Exercise directions:
Restate the data below word for word. Skip any images it contains.

Input material:
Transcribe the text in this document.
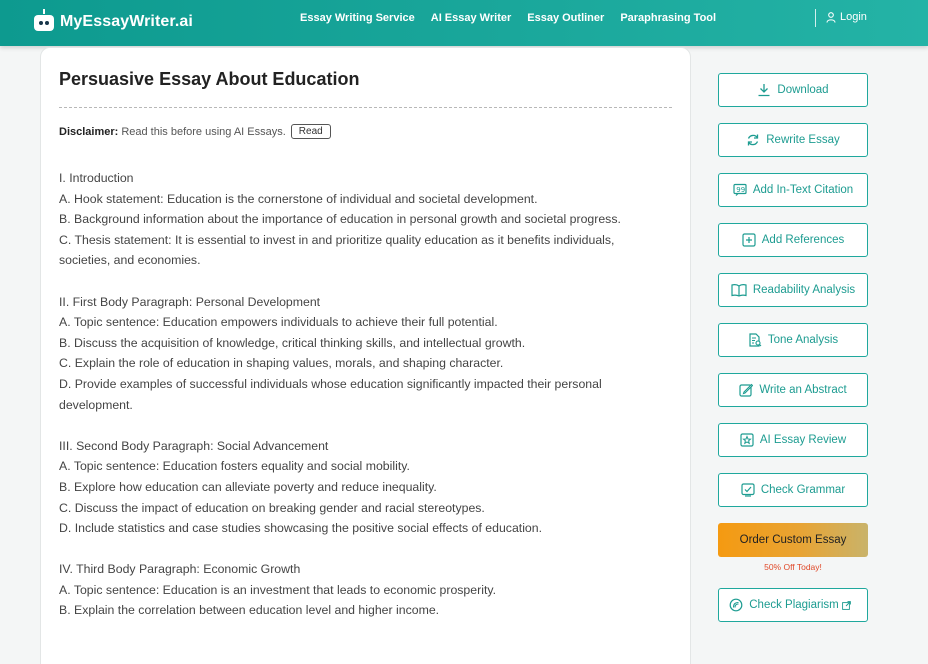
MyEssayWriter.ai	Essay Writing Service AI Essay Writer Essay Outliner Paraphrasing Tool	Login
Persuasive Essay About Education
Disclaimer: Read this before using AI Essays.	Read
I. Introduction
A. Hook statement: Education is the cornerstone of individual and societal development.
B. Background information about the importance of education in personal growth and societal progress.
C. Thesis statement: It is essential to invest in and prioritize quality education as it benefits individuals,
societies, and economies.
II. First Body Paragraph: Personal Development
A. Topic sentence: Education empowers individuals to achieve their full potential.
B. Discuss the acquisition of knowledge, critical thinking skills, and intellectual growth.
C. Explain the role of education in shaping values, morals, and shaping character.
D. Provide examples of successful individuals whose education significantly impacted their personal
development.
III. Second Body Paragraph: Social Advancement
A. Topic sentence: Education fosters equality and social mobility.
B. Explore how education can alleviate poverty and reduce inequality.
C. Discuss the impact of education on breaking gender and racial stereotypes.
D. Include statistics and case studies showcasing the positive social effects of education.
IV. Third Body Paragraph: Economic Growth
A. Topic sentence: Education is an investment that leads to economic prosperity.
B. Explain the correlation between education level and higher income.
Download
Rewrite Essay
99 Add In-Text Citation
Add References
Readability Analysis
Tone Analysis
Write an Abstract
AI Essay Review
Check Grammar
Order Custom Essay
50% Off Today!
Check Plagiarism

Output of the task:
Transcribe the text in this document.
MyEssayWriter.ai	Essay Writing Service AI Essay Writer Essay Outliner Paraphrasing Tool	Login
Persuasive Essay About Education
Disclaimer: Read this before using AI Essays.	Read
I. Introduction
A. Hook statement: Education is the cornerstone of individual and societal development.
B. Background information about the importance of education in personal growth and societal progress.
C. Thesis statement: It is essential to invest in and prioritize quality education as it benefits individuals,
societies, and economies.
II. First Body Paragraph: Personal Development
A. Topic sentence: Education empowers individuals to achieve their full potential.
B. Discuss the acquisition of knowledge, critical thinking skills, and intellectual growth.
C. Explain the role of education in shaping values, morals, and shaping character.
D. Provide examples of successful individuals whose education significantly impacted their personal
development.
III. Second Body Paragraph: Social Advancement
A. Topic sentence: Education fosters equality and social mobility.
B. Explore how education can alleviate poverty and reduce inequality.
C. Discuss the impact of education on breaking gender and racial stereotypes.
D. Include statistics and case studies showcasing the positive social effects of education.
IV. Third Body Paragraph: Economic Growth
A. Topic sentence: Education is an investment that leads to economic prosperity.
B. Explain the correlation between education level and higher income.
Download
Rewrite Essay
99 Add In-Text Citation
Add References
Readability Analysis
Tone Analysis
Write an Abstract
AI Essay Review
Check Grammar
Order Custom Essay
50% Off Today!
Check Plagiarism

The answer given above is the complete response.